START

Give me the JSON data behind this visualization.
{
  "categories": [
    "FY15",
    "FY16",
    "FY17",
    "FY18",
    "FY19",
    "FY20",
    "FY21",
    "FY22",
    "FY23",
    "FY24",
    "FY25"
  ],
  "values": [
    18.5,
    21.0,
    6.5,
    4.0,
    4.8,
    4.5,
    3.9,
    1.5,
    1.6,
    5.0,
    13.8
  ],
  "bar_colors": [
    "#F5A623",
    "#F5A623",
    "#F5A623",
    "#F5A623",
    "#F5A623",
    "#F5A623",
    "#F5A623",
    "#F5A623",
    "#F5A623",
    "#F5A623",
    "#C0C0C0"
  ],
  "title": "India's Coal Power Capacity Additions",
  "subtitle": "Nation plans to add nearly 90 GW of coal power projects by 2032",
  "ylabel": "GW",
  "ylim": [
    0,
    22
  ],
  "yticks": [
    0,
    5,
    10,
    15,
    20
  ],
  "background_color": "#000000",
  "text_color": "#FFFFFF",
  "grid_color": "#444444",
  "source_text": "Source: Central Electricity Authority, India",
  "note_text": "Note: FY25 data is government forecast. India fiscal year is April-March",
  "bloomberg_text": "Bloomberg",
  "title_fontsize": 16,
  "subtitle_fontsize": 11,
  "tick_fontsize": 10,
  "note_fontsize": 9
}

END

> **Task instructions**
Among the lines of the material, find those that hold the word "data" and copy them.

> **Expected answer**
Give me the JSON data behind this visualization.
  "note_text": "Note: FY25 data is government forecast. India fiscal year is April-March",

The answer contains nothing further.